**EXERCISE REQUIREMENTS:** Each line below is to be written out in full, exactly as shown.

• • • • • • •

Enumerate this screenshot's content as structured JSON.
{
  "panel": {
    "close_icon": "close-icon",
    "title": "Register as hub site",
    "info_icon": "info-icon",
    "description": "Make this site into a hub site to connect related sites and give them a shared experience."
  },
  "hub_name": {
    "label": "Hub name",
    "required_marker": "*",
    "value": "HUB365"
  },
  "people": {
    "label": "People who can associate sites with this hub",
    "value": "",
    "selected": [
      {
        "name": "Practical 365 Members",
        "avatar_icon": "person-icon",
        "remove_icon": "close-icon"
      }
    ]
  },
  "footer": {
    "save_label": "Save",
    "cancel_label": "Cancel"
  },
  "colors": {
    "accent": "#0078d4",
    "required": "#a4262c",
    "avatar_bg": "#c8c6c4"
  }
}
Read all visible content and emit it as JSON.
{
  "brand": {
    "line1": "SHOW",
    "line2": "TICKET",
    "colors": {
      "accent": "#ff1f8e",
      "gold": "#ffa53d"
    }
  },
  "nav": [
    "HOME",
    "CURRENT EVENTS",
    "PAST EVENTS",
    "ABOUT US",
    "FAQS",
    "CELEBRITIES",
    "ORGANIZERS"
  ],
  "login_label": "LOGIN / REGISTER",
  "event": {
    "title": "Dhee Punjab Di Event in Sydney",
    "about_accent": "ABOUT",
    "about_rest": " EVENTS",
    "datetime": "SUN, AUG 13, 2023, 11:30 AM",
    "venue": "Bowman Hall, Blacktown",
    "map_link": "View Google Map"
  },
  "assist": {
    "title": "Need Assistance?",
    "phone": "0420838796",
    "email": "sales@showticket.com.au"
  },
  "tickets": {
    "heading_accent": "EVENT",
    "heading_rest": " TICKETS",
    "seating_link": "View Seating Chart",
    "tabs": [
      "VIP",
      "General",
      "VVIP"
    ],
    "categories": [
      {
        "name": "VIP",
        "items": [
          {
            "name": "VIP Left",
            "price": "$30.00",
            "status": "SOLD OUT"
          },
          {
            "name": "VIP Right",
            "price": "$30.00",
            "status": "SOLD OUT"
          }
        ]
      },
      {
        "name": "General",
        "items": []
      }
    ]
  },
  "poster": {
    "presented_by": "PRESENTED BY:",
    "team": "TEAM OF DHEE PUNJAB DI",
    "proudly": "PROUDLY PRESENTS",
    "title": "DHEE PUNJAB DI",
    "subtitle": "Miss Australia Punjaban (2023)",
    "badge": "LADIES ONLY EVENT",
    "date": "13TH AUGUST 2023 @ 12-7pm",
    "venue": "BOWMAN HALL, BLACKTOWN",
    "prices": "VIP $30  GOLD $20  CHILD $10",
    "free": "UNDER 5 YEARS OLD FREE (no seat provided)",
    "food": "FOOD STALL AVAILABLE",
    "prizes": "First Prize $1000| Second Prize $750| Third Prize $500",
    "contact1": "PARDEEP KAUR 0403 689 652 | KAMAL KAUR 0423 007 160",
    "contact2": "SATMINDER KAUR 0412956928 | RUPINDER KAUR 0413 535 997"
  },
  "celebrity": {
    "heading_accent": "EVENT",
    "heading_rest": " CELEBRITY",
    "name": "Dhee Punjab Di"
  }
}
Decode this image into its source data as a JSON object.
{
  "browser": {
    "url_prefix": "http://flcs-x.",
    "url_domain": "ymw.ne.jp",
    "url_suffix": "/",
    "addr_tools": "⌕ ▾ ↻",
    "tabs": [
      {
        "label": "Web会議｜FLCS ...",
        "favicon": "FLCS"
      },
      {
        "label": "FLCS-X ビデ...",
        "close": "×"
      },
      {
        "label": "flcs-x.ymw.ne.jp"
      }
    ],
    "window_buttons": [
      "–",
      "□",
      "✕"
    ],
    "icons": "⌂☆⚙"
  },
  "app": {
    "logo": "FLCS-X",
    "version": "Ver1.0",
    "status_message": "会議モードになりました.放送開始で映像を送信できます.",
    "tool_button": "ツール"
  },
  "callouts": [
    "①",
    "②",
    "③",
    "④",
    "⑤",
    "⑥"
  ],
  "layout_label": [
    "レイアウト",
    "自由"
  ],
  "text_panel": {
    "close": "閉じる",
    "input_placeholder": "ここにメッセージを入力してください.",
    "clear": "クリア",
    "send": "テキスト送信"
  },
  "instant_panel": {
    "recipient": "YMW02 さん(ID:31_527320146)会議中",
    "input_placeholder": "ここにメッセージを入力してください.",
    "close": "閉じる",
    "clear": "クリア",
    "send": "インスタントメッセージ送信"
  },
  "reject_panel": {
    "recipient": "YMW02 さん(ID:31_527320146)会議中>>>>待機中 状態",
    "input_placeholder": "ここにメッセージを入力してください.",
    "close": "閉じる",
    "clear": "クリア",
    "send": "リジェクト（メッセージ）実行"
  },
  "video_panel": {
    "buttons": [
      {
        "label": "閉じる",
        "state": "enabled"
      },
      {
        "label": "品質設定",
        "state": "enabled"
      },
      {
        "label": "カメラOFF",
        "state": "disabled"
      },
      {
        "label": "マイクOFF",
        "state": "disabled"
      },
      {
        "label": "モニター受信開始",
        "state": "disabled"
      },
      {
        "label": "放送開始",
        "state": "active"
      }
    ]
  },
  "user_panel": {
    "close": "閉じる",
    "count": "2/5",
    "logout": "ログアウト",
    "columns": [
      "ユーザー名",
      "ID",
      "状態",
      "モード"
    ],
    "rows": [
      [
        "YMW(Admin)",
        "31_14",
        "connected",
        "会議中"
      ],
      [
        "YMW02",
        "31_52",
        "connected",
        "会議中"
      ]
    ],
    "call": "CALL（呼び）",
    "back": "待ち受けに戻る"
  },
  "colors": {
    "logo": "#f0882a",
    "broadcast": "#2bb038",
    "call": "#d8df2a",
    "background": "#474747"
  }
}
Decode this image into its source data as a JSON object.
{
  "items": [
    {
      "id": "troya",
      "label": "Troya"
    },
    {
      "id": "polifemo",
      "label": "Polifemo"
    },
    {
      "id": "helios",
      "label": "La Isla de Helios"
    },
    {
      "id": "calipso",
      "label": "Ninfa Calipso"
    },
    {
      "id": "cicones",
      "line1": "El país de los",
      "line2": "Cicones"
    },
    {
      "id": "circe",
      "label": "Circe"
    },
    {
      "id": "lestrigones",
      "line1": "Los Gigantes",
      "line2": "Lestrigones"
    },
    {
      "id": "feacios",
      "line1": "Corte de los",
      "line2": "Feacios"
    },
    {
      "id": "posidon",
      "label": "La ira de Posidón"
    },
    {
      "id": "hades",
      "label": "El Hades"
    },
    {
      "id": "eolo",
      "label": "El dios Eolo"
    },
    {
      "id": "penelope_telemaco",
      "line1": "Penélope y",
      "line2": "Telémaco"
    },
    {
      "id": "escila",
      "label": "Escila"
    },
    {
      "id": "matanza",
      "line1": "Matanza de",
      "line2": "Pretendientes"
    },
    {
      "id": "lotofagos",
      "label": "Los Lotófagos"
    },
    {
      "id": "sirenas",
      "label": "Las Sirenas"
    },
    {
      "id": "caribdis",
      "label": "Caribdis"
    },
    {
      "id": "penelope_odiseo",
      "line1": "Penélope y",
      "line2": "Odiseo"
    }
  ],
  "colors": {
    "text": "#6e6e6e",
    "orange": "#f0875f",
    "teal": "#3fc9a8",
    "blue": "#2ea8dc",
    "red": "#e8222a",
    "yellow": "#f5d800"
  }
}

• • • • • • •

**EXPECTED ANSWER:**
Enumerate this screenshot's content as structured JSON.
{
  "panel": {
    "close_icon": "close-icon",
    "title": "Register as hub site",
    "info_icon": "info-icon",
    "description": "Make this site into a hub site to connect related sites and give them a shared experience."
  },
  "hub_name": {
    "label": "Hub name",
    "required_marker": "*",
    "value": "HUB365"
  },
  "people": {
    "label": "People who can associate sites with this hub",
    "value": "",
    "selected": [
      {
        "name": "Practical 365 Members",
        "avatar_icon": "person-icon",
        "remove_icon": "close-icon"
      }
    ]
  },
  "footer": {
    "save_label": "Save",
    "cancel_label": "Cancel"
  },
  "colors": {
    "accent": "#0078d4",
    "required": "#a4262c",
    "avatar_bg": "#c8c6c4"
  }
}
Read all visible content and emit it as JSON.
{
  "brand": {
    "line1": "SHOW",
    "line2": "TICKET",
    "colors": {
      "accent": "#ff1f8e",
      "gold": "#ffa53d"
    }
  },
  "nav": [
    "HOME",
    "CURRENT EVENTS",
    "PAST EVENTS",
    "ABOUT US",
    "FAQS",
    "CELEBRITIES",
    "ORGANIZERS"
  ],
  "login_label": "LOGIN / REGISTER",
  "event": {
    "title": "Dhee Punjab Di Event in Sydney",
    "about_accent": "ABOUT",
    "about_rest": " EVENTS",
    "datetime": "SUN, AUG 13, 2023, 11:30 AM",
    "venue": "Bowman Hall, Blacktown",
    "map_link": "View Google Map"
  },
  "assist": {
    "title": "Need Assistance?",
    "phone": "0420838796",
    "email": "sales@showticket.com.au"
  },
  "tickets": {
    "heading_accent": "EVENT",
    "heading_rest": " TICKETS",
    "seating_link": "View Seating Chart",
    "tabs": [
      "VIP",
      "General",
      "VVIP"
    ],
    "categories": [
      {
        "name": "VIP",
        "items": [
          {
            "name": "VIP Left",
            "price": "$30.00",
            "status": "SOLD OUT"
          },
          {
            "name": "VIP Right",
            "price": "$30.00",
            "status": "SOLD OUT"
          }
        ]
      },
      {
        "name": "General",
        "items": []
      }
    ]
  },
  "poster": {
    "presented_by": "PRESENTED BY:",
    "team": "TEAM OF DHEE PUNJAB DI",
    "proudly": "PROUDLY PRESENTS",
    "title": "DHEE PUNJAB DI",
    "subtitle": "Miss Australia Punjaban (2023)",
    "badge": "LADIES ONLY EVENT",
    "date": "13TH AUGUST 2023 @ 12-7pm",
    "venue": "BOWMAN HALL, BLACKTOWN",
    "prices": "VIP $30  GOLD $20  CHILD $10",
    "free": "UNDER 5 YEARS OLD FREE (no seat provided)",
    "food": "FOOD STALL AVAILABLE",
    "prizes": "First Prize $1000| Second Prize $750| Third Prize $500",
    "contact1": "PARDEEP KAUR 0403 689 652 | KAMAL KAUR 0423 007 160",
    "contact2": "SATMINDER KAUR 0412956928 | RUPINDER KAUR 0413 535 997"
  },
  "celebrity": {
    "heading_accent": "EVENT",
    "heading_rest": " CELEBRITY",
    "name": "Dhee Punjab Di"
  }
}
Decode this image into its source data as a JSON object.
{
  "browser": {
    "url_prefix": "http://flcs-x.",
    "url_domain": "ymw.ne.jp",
    "url_suffix": "/",
    "addr_tools": "⌕ ▾ ↻",
    "tabs": [
      {
        "label": "Web会議｜FLCS ...",
        "favicon": "FLCS"
      },
      {
        "label": "FLCS-X ビデ...",
        "close": "×"
      },
      {
        "label": "flcs-x.ymw.ne.jp"
      }
    ],
    "window_buttons": [
      "–",
      "□",
      "✕"
    ],
    "icons": "⌂☆⚙"
  },
  "app": {
    "logo": "FLCS-X",
    "version": "Ver1.0",
    "status_message": "会議モードになりました.放送開始で映像を送信できます.",
    "tool_button": "ツール"
  },
  "callouts": [
    "①",
    "②",
    "③",
    "④",
    "⑤",
    "⑥"
  ],
  "layout_label": [
    "レイアウト",
    "自由"
  ],
  "text_panel": {
    "close": "閉じる",
    "input_placeholder": "ここにメッセージを入力してください.",
    "clear": "クリア",
    "send": "テキスト送信"
  },
  "instant_panel": {
    "recipient": "YMW02 さん(ID:31_527320146)会議中",
    "input_placeholder": "ここにメッセージを入力してください.",
    "close": "閉じる",
    "clear": "クリア",
    "send": "インスタントメッセージ送信"
  },
  "reject_panel": {
    "recipient": "YMW02 さん(ID:31_527320146)会議中>>>>待機中 状態",
    "input_placeholder": "ここにメッセージを入力してください.",
    "close": "閉じる",
    "clear": "クリア",
    "send": "リジェクト（メッセージ）実行"
  },
  "video_panel": {
    "buttons": [
      {
        "label": "閉じる",
        "state": "enabled"
      },
      {
        "label": "品質設定",
        "state": "enabled"
      },
      {
        "label": "カメラOFF",
        "state": "disabled"
      },
      {
        "label": "マイクOFF",
        "state": "disabled"
      },
      {
        "label": "モニター受信開始",
        "state": "disabled"
      },
      {
        "label": "放送開始",
        "state": "active"
      }
    ]
  },
  "user_panel": {
    "close": "閉じる",
    "count": "2/5",
    "logout": "ログアウト",
    "columns": [
      "ユーザー名",
      "ID",
      "状態",
      "モード"
    ],
    "rows": [
      [
        "YMW(Admin)",
        "31_14",
        "connected",
        "会議中"
      ],
      [
        "YMW02",
        "31_52",
        "connected",
        "会議中"
      ]
    ],
    "call": "CALL（呼び）",
    "back": "待ち受けに戻る"
  },
  "colors": {
    "logo": "#f0882a",
    "broadcast": "#2bb038",
    "call": "#d8df2a",
    "background": "#474747"
  }
}
Decode this image into its source data as a JSON object.
{
  "items": [
    {
      "id": "troya",
      "label": "Troya"
    },
    {
      "id": "polifemo",
      "label": "Polifemo"
    },
    {
      "id": "helios",
      "label": "La Isla de Helios"
    },
    {
      "id": "calipso",
      "label": "Ninfa Calipso"
    },
    {
      "id": "cicones",
      "line1": "El país de los",
      "line2": "Cicones"
    },
    {
      "id": "circe",
      "label": "Circe"
    },
    {
      "id": "lestrigones",
      "line1": "Los Gigantes",
      "line2": "Lestrigones"
    },
    {
      "id": "feacios",
      "line1": "Corte de los",
      "line2": "Feacios"
    },
    {
      "id": "posidon",
      "label": "La ira de Posidón"
    },
    {
      "id": "hades",
      "label": "El Hades"
    },
    {
      "id": "eolo",
      "label": "El dios Eolo"
    },
    {
      "id": "penelope_telemaco",
      "line1": "Penélope y",
      "line2": "Telémaco"
    },
    {
      "id": "escila",
      "label": "Escila"
    },
    {
      "id": "matanza",
      "line1": "Matanza de",
      "line2": "Pretendientes"
    },
    {
      "id": "lotofagos",
      "label": "Los Lotófagos"
    },
    {
      "id": "sirenas",
      "label": "Las Sirenas"
    },
    {
      "id": "caribdis",
      "label": "Caribdis"
    },
    {
      "id": "penelope_odiseo",
      "line1": "Penélope y",
      "line2": "Odiseo"
    }
  ],
  "colors": {
    "text": "#6e6e6e",
    "orange": "#f0875f",
    "teal": "#3fc9a8",
    "blue": "#2ea8dc",
    "red": "#e8222a",
    "yellow": "#f5d800"
  }
}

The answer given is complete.